### PROBLEM DETAILS
Copy the lines below as they are; omit the images they contain.
** start of DATA TO USE **
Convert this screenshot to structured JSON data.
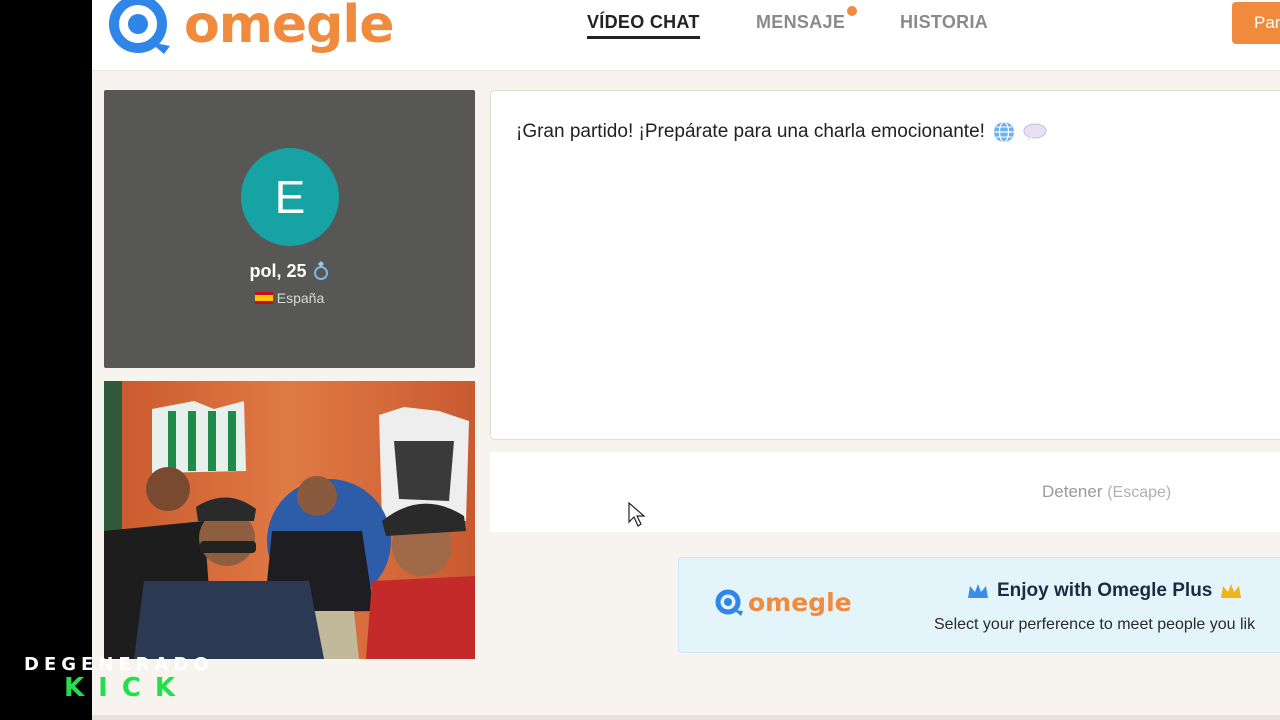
{
  "header": {
    "logo_text": "omegle",
    "nav": [
      {
        "label": "VÍDEO CHAT",
        "active": true
      },
      {
        "label": "MENSAJE",
        "active": false,
        "has_notification": true
      },
      {
        "label": "HISTORIA",
        "active": false
      }
    ],
    "cta_label": "Par"
  },
  "partner": {
    "avatar_initial": "E",
    "name_age": "pol, 25",
    "country": "España",
    "avatar_color": "#17a2a3"
  },
  "chat": {
    "message": "¡Gran partido! ¡Prepárate para una charla emocionante!"
  },
  "controls": {
    "stop_label": "Detener",
    "stop_hint": "(Escape)"
  },
  "promo": {
    "logo_text": "omegle",
    "title": "Enjoy with Omegle Plus",
    "subtitle": "Select your perference to meet people you lik"
  },
  "watermark": {
    "line1": "DEGENERADO",
    "line2": "KICK"
  },
  "colors": {
    "brand_orange": "#f08a3c",
    "brand_blue": "#2f86e8",
    "kick_green": "#23e04a"
  }
}
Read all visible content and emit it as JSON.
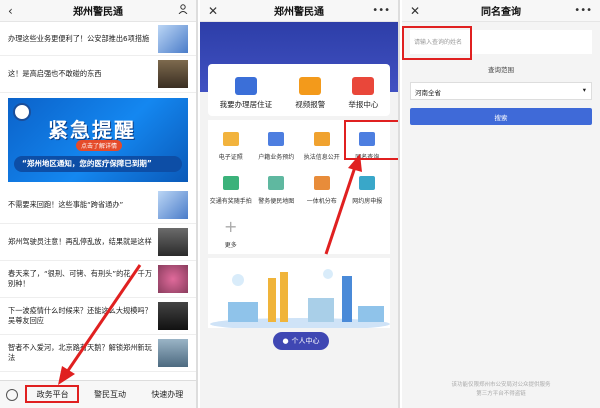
{
  "panel1": {
    "title": "郑州警民通",
    "news": [
      {
        "text": "办理这些业务更便利了！公安部推出6项措施"
      },
      {
        "text": "这！是高启强也不敢碰的东西"
      },
      {
        "text": "不需要来回跑！这些事能“跨省通办”"
      },
      {
        "text": "郑州驾驶员注意！再乱停乱放，结果就是这样"
      },
      {
        "text": "春天来了，“很刑、可铐、有刑头”的花，千万别种！"
      },
      {
        "text": "下一波疫情什么时候来？还能这么大规模吗？吴尊友回应"
      },
      {
        "text": "智者不入爱河，北京路有天鹅？解锁郑州新玩法"
      }
    ],
    "banner": {
      "big": "紧急提醒",
      "tag": "点击了解详情",
      "sub": "“郑州地区通知，您的医疗保障已到期”"
    },
    "tabs": [
      "政务平台",
      "警民互动",
      "快速办理"
    ]
  },
  "panel2": {
    "title": "郑州警民通",
    "cards": [
      "我要办理居住证",
      "视频报警",
      "举报中心"
    ],
    "grid": [
      "电子证照",
      "户籍业务预约",
      "执法信息公开",
      "同名查询",
      "交通有奖随手拍",
      "警务便民地图",
      "一体机分布",
      "网约房申报",
      "更多"
    ],
    "person": "个人中心"
  },
  "panel3": {
    "title": "同名查询",
    "placeholder": "请输入查询的姓名",
    "range_label": "查询范围",
    "select_value": "河南全省",
    "search_label": "搜索",
    "footer1": "该功能仅限郑州市公安局对公众提供服务",
    "footer2": "第三方平台不得盗链"
  },
  "colors": {
    "accent": "#3f47b3",
    "alert": "#e02020"
  }
}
** end of DATA TO USE **
### WORKED ANSWER
Convert this screenshot to structured JSON data.
{
  "header": {
    "logo_text": "omegle",
    "nav": [
      {
        "label": "VÍDEO CHAT",
        "active": true
      },
      {
        "label": "MENSAJE",
        "active": false,
        "has_notification": true
      },
      {
        "label": "HISTORIA",
        "active": false
      }
    ],
    "cta_label": "Par"
  },
  "partner": {
    "avatar_initial": "E",
    "name_age": "pol, 25",
    "country": "España",
    "avatar_color": "#17a2a3"
  },
  "chat": {
    "message": "¡Gran partido! ¡Prepárate para una charla emocionante!"
  },
  "controls": {
    "stop_label": "Detener",
    "stop_hint": "(Escape)"
  },
  "promo": {
    "logo_text": "omegle",
    "title": "Enjoy with Omegle Plus",
    "subtitle": "Select your perference to meet people you lik"
  },
  "watermark": {
    "line1": "DEGENERADO",
    "line2": "KICK"
  },
  "colors": {
    "brand_orange": "#f08a3c",
    "brand_blue": "#2f86e8",
    "kick_green": "#23e04a"
  }
}
Read all visible content and emit it as JSON.
{
  "panel1": {
    "title": "郑州警民通",
    "news": [
      {
        "text": "办理这些业务更便利了！公安部推出6项措施"
      },
      {
        "text": "这！是高启强也不敢碰的东西"
      },
      {
        "text": "不需要来回跑！这些事能“跨省通办”"
      },
      {
        "text": "郑州驾驶员注意！再乱停乱放，结果就是这样"
      },
      {
        "text": "春天来了，“很刑、可铐、有刑头”的花，千万别种！"
      },
      {
        "text": "下一波疫情什么时候来？还能这么大规模吗？吴尊友回应"
      },
      {
        "text": "智者不入爱河，北京路有天鹅？解锁郑州新玩法"
      }
    ],
    "banner": {
      "big": "紧急提醒",
      "tag": "点击了解详情",
      "sub": "“郑州地区通知，您的医疗保障已到期”"
    },
    "tabs": [
      "政务平台",
      "警民互动",
      "快速办理"
    ]
  },
  "panel2": {
    "title": "郑州警民通",
    "cards": [
      "我要办理居住证",
      "视频报警",
      "举报中心"
    ],
    "grid": [
      "电子证照",
      "户籍业务预约",
      "执法信息公开",
      "同名查询",
      "交通有奖随手拍",
      "警务便民地图",
      "一体机分布",
      "网约房申报",
      "更多"
    ],
    "person": "个人中心"
  },
  "panel3": {
    "title": "同名查询",
    "placeholder": "请输入查询的姓名",
    "range_label": "查询范围",
    "select_value": "河南全省",
    "search_label": "搜索",
    "footer1": "该功能仅限郑州市公安局对公众提供服务",
    "footer2": "第三方平台不得盗链"
  },
  "colors": {
    "accent": "#3f47b3",
    "alert": "#e02020"
  }
}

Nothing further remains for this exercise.